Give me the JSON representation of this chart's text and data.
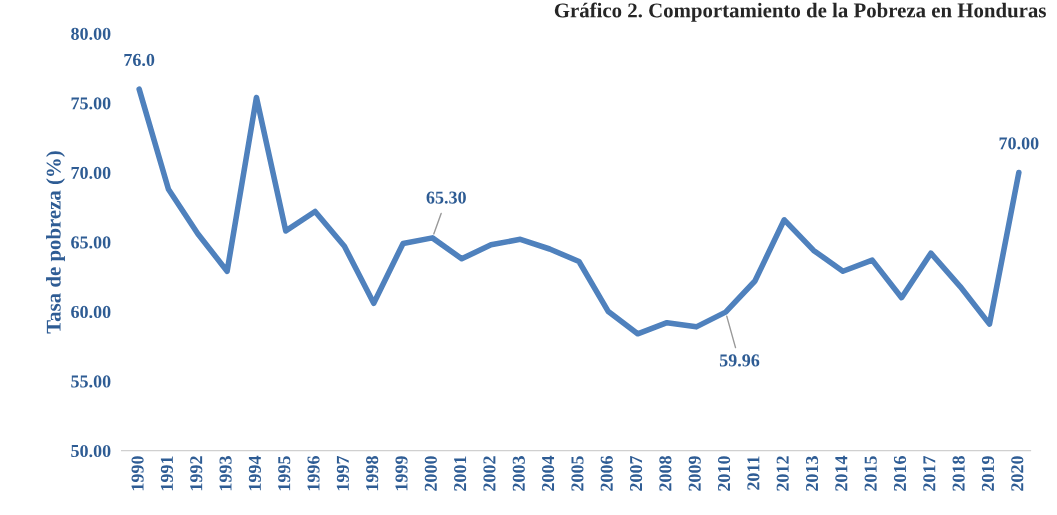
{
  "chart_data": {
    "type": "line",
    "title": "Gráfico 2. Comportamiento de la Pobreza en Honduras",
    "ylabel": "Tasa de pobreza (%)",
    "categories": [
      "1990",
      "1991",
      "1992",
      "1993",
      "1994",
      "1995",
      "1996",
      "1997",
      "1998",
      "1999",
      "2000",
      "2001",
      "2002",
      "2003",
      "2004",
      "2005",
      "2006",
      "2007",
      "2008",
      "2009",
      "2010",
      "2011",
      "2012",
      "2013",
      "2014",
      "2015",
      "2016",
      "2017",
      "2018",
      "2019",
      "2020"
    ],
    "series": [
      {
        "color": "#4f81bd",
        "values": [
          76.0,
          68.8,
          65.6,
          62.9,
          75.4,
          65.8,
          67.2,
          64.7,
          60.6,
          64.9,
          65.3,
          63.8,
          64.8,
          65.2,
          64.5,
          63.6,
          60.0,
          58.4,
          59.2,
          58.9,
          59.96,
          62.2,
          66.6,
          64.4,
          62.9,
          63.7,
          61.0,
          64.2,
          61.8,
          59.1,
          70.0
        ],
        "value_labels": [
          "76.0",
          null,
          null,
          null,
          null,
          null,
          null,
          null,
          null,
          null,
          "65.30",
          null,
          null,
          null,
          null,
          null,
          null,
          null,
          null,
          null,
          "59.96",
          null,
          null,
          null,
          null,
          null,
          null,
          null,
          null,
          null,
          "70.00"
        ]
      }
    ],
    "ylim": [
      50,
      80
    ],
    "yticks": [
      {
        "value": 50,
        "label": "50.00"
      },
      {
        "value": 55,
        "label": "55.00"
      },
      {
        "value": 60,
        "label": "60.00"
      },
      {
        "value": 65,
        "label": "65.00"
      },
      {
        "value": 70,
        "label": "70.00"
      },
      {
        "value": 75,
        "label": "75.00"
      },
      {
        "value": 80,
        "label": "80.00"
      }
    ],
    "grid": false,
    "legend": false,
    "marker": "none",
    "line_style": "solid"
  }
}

------------------------------------

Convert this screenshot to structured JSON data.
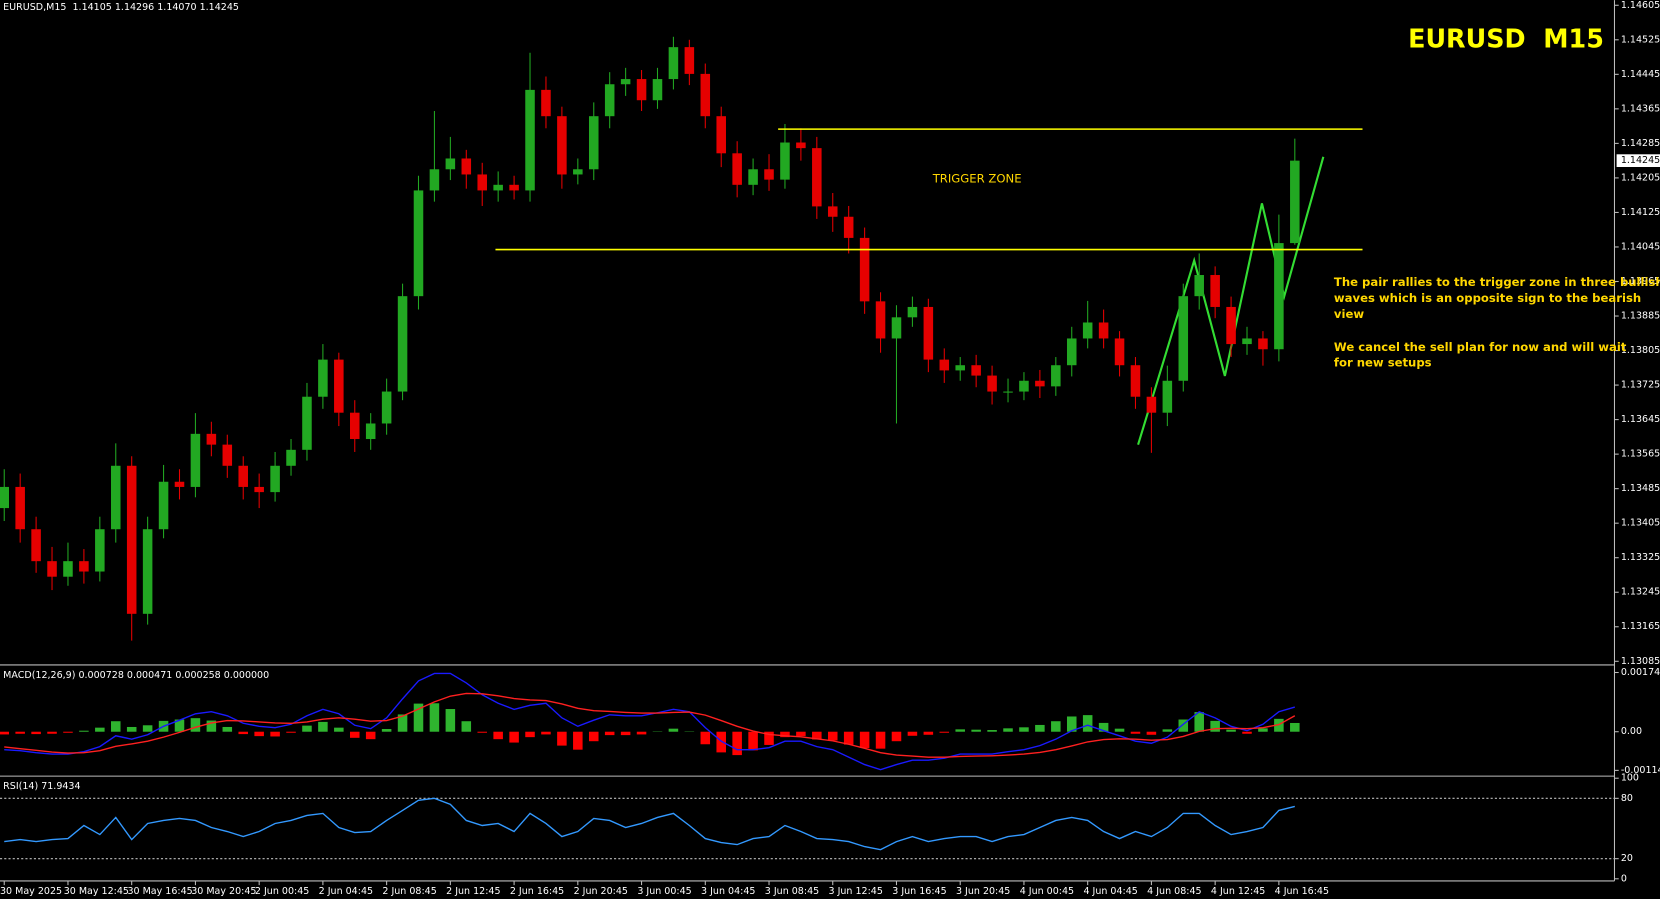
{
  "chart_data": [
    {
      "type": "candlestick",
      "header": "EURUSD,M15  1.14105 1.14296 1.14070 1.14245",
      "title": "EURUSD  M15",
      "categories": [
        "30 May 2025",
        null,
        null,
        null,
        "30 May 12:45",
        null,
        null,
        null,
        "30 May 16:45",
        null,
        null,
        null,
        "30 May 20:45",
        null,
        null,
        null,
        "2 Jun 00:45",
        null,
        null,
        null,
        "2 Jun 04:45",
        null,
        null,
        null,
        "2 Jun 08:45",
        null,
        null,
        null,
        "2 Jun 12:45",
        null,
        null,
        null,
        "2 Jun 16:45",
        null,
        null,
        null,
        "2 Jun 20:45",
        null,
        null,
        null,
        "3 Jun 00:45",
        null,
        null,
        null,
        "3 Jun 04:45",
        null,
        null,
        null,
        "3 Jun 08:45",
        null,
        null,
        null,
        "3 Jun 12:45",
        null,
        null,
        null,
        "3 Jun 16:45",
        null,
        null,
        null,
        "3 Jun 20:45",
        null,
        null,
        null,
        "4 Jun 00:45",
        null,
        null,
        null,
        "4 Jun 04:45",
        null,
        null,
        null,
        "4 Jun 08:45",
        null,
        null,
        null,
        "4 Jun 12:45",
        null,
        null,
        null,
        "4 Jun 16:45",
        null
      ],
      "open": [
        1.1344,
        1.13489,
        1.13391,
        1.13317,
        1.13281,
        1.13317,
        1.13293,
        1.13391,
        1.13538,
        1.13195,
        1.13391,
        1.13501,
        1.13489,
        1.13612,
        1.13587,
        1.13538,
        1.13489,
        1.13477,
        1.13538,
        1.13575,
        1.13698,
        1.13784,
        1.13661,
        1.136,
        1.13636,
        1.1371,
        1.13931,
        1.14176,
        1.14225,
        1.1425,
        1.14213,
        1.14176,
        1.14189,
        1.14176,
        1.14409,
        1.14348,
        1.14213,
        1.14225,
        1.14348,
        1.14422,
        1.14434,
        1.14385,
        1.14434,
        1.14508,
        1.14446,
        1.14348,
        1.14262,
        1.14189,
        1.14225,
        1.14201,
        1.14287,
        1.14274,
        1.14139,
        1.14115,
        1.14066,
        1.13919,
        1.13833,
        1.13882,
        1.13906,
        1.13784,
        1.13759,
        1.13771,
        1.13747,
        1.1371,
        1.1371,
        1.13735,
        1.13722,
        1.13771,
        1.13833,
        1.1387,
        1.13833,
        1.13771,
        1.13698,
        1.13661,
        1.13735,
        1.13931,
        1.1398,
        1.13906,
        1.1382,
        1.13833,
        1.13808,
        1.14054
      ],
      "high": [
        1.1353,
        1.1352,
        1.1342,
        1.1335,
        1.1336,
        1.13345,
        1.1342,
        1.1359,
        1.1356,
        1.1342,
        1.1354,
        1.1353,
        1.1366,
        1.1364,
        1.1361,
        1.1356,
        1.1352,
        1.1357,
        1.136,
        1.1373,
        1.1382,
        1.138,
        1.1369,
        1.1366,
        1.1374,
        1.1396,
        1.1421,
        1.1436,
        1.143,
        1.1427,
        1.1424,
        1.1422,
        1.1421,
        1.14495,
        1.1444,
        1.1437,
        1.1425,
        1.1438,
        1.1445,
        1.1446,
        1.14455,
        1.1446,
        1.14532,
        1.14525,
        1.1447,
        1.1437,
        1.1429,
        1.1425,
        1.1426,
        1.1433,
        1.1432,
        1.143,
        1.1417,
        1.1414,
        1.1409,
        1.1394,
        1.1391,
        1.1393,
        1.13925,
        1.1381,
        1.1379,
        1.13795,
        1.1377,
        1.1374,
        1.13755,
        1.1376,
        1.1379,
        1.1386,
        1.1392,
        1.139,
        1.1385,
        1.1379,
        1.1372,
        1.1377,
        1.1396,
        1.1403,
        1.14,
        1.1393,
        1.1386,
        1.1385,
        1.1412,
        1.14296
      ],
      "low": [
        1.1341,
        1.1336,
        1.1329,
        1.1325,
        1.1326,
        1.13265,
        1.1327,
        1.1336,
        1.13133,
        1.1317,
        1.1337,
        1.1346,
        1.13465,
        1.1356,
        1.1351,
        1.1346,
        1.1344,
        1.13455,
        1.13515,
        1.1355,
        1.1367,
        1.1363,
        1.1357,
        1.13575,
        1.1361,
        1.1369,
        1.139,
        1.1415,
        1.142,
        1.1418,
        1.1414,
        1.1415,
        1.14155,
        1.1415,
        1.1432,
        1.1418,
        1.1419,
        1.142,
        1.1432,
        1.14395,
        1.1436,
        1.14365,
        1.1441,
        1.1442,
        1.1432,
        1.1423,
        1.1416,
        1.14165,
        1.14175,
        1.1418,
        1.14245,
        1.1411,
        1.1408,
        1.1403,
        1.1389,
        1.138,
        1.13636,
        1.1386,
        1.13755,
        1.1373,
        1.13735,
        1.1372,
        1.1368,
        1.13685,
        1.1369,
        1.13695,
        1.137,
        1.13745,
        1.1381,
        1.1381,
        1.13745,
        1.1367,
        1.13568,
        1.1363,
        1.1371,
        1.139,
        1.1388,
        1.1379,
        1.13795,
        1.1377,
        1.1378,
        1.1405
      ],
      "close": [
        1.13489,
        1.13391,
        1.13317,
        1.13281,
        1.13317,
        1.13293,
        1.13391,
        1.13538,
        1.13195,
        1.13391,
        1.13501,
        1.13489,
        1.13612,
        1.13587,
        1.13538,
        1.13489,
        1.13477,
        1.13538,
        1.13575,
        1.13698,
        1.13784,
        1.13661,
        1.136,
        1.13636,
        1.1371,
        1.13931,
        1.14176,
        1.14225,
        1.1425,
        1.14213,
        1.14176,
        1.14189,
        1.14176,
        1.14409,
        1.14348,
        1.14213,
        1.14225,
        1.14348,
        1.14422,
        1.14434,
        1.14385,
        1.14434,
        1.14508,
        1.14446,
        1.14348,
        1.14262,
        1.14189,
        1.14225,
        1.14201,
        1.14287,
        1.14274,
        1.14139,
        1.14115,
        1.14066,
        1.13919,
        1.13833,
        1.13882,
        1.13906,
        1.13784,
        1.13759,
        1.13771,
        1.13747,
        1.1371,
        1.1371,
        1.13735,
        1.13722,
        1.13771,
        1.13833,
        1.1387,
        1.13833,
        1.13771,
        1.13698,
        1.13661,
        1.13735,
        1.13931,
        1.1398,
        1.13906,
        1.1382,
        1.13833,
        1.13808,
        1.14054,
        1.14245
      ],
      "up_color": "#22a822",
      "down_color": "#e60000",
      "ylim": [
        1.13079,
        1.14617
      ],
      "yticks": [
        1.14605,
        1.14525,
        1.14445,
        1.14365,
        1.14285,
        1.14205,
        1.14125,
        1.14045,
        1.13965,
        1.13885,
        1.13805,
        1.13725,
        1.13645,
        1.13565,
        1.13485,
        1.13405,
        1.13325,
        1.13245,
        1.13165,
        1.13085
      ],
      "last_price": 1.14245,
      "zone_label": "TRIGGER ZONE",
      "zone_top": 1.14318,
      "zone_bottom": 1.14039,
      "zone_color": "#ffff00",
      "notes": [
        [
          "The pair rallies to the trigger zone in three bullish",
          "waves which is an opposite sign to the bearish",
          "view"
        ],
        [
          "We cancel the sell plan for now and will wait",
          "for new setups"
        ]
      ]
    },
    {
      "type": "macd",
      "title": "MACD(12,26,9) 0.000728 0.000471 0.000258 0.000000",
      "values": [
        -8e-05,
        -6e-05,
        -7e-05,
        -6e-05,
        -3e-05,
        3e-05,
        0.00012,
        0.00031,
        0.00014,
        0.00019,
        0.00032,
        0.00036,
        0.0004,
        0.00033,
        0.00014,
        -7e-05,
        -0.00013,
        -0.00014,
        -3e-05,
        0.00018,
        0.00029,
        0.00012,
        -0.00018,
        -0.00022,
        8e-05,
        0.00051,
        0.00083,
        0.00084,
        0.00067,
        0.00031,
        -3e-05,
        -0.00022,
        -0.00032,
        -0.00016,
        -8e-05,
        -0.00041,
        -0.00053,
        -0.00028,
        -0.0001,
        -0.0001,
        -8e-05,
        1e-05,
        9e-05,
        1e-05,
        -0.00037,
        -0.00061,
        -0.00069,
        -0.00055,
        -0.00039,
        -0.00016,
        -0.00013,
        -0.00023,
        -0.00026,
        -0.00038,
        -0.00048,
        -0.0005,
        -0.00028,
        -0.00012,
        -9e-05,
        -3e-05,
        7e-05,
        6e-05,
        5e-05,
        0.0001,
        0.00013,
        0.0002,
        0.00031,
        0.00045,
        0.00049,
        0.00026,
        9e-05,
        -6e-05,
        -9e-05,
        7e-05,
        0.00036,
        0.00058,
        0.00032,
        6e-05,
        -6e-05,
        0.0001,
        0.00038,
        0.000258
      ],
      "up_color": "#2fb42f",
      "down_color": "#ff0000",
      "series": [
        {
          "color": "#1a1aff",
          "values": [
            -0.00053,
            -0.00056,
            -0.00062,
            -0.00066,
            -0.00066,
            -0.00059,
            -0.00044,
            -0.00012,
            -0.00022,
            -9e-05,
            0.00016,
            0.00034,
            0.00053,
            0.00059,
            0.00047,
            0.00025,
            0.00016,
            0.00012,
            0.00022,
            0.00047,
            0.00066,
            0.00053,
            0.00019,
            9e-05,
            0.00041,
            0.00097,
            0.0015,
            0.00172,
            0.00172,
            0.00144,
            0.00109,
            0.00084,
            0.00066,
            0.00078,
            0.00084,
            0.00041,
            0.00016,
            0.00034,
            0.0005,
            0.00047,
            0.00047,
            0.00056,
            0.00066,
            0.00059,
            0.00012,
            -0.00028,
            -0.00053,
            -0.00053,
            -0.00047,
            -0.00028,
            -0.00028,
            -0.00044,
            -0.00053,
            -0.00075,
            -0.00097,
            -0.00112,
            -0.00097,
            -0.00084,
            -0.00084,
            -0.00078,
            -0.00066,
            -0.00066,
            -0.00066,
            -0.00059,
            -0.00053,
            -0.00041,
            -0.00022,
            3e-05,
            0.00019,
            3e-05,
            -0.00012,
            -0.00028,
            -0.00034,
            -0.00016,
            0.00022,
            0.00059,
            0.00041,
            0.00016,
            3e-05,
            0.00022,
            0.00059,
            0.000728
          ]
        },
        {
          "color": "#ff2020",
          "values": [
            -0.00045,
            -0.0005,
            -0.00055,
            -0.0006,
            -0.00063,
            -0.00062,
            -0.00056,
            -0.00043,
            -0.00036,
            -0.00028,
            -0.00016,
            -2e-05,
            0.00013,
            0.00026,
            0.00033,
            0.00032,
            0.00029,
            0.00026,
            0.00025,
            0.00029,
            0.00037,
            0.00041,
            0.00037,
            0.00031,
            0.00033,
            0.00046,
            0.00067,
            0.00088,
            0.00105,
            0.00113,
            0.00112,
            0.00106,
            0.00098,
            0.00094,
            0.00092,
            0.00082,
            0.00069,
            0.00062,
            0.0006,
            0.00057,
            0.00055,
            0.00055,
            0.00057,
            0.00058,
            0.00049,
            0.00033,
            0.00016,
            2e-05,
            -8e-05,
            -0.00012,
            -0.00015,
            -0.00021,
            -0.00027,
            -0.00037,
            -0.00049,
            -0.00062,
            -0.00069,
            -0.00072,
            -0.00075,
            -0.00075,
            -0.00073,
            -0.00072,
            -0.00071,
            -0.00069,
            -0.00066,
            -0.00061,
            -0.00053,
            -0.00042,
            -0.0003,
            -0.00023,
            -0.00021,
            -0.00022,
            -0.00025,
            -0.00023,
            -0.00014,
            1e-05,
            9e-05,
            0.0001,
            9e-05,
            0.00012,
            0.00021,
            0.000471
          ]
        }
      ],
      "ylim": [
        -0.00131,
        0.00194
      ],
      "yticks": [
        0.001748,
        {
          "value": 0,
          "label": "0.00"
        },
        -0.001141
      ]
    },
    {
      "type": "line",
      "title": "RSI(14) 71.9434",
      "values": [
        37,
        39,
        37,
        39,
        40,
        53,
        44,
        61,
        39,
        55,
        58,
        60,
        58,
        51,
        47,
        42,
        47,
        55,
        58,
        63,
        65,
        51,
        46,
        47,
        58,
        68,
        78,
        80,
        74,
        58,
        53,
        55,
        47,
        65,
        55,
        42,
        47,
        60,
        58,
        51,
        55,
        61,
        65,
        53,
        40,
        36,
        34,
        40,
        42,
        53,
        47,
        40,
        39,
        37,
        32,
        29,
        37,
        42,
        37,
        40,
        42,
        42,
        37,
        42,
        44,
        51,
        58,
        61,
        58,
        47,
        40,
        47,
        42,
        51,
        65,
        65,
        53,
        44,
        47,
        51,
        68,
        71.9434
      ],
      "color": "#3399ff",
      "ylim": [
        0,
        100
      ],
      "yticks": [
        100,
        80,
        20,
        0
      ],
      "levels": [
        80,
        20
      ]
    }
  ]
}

------------------------------------

- [Problem details]: Reply with the number of lines in the data that include the string "this" and nothing else.

- [Exercise answer]: 2